A situação da Gol é mais crítica que a das concorrentes. Dos analistas do mercado financeiro ouvidos pelo Estadão, há quem a considere “marginalmente” pior do que a do início de 2023. A empresa precisa devolver 20 aviões que arrendou e cujos contratos venceram, mas, para isso, precisa que os jatos passem por uma revisão que, no total, custará entre US$ 200 milhões e US$ 250 milhões. Hoje, o caixa que a companhia gera não é suficiente para bancar isso.
No fim de dezembro, porém, a Gol anunciou que havia conseguido uma garantia para buscar linhas de financiamento com terceiros no valor de até US$ 209 milhões. Essa garantia, concedida também à Azul, é uma aprovação para acessar uma apólice de seguro de crédito recém-desenvolvida e estruturada com o apoio da Secretaria Executiva da Câmara de Comércio Exterior, do Ministério do Desenvolvimento, que pode ser usada para viabilizar serviços de manutenção prestados por uma unidade da GE em Petrópolis (RJ).

• _Suas instruções_
Retome o texto acima sobre a situação financeira da Gol e dê continuidade a ele a partir da última frase apresentada.

• _Dados do exercício_
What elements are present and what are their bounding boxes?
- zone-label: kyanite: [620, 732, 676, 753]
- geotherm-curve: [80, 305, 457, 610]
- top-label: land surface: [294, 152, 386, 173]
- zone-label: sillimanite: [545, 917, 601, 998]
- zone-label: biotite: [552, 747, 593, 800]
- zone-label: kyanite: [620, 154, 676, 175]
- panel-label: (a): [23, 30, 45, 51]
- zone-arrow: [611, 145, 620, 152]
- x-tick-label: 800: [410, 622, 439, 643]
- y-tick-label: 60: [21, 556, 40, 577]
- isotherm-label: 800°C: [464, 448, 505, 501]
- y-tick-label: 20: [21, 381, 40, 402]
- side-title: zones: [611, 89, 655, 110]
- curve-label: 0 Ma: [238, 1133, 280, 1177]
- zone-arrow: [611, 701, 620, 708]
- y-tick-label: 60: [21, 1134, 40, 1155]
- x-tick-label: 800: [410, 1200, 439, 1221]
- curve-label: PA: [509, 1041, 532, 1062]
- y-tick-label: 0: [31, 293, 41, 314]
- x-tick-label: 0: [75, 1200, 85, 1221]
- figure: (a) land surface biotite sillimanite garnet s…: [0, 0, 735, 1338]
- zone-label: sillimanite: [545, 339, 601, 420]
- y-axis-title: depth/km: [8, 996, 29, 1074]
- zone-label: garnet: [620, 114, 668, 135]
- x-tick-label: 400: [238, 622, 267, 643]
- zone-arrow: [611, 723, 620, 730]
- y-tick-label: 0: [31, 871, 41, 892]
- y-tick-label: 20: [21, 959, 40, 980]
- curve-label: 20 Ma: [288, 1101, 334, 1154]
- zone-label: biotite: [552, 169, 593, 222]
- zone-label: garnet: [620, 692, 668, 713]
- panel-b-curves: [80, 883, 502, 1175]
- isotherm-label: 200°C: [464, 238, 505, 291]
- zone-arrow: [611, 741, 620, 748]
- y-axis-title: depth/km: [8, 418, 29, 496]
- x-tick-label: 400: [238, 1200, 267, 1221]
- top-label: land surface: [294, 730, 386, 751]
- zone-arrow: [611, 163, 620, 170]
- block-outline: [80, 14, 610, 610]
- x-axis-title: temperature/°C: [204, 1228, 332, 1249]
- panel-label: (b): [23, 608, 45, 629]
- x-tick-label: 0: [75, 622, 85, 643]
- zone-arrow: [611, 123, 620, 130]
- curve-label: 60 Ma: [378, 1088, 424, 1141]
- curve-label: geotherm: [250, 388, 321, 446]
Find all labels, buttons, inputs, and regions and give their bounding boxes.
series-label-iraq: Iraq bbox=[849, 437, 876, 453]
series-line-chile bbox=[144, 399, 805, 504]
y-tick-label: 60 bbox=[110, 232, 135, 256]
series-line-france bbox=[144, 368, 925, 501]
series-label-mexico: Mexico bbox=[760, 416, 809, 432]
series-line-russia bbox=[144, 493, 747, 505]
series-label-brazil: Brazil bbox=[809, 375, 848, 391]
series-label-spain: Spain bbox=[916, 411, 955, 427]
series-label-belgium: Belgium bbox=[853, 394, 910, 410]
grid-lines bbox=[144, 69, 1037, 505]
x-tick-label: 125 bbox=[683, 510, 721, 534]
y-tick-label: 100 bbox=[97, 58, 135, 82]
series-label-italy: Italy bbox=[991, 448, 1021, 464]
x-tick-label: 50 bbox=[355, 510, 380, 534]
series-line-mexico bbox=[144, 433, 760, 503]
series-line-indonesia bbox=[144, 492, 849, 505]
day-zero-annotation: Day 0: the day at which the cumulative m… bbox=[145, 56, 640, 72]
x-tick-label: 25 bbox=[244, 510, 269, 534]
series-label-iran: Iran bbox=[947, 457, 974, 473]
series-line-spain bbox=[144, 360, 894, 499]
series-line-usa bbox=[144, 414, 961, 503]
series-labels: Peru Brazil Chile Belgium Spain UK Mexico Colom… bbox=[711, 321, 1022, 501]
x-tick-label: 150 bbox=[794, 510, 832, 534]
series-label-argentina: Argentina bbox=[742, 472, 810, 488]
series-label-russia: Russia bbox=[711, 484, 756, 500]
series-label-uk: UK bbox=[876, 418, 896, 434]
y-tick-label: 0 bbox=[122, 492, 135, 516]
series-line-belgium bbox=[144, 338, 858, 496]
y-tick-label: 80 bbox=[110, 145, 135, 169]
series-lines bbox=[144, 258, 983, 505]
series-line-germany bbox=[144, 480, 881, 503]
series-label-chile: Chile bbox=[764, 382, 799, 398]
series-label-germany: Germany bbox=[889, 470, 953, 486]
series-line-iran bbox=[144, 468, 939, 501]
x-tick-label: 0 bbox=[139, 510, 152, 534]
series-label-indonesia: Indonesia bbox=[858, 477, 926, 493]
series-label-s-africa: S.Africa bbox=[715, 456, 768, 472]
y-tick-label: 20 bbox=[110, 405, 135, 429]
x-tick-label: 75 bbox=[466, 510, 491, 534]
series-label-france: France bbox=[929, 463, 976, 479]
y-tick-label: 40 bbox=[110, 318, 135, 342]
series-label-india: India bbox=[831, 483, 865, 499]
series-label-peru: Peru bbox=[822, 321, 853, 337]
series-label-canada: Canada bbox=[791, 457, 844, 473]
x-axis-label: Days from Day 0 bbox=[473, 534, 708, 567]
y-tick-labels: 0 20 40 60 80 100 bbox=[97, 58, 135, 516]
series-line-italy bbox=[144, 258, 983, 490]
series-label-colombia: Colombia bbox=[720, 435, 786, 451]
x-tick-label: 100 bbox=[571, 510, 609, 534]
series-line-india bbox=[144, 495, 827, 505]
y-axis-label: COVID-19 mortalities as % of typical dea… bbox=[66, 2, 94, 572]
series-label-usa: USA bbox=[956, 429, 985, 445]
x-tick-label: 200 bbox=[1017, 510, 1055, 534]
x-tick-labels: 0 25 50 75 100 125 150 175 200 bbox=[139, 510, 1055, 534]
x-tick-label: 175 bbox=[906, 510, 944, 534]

• _Resposta_
No mercado financeiro, a preocupação é grande porque, ao contrário do que ocorreu quando a Latam negociava com os arrendadores, a demanda por aviões em todo o mundo cresceu e as fabricantes não estão conseguindo entregar novas aeronaves no ritmo prometido. Com os arrendadores tendo facilidade para repassar os jatos para outras companhias aéreas, eles estão poucos dispostos a fazerem concessões para a Gol.
Em dezembro, em reunião com analistas do mercado, o CEO da Gol, Celso Ferrer admitiu que a negociação é mais desafiadora do que seria um ano atrás, mas a aposta é mostrar aos arrendadores que a operação da empresa está robusta. De fato, no terceiro trimestre de 2023, a companhia registrou uma taxa de ocupação de 83,7% (alta de 2,4 pontos porcentuais na comparação com o mesmo período de 2022) e um crescimento de 16,4% na receita operacional líquida.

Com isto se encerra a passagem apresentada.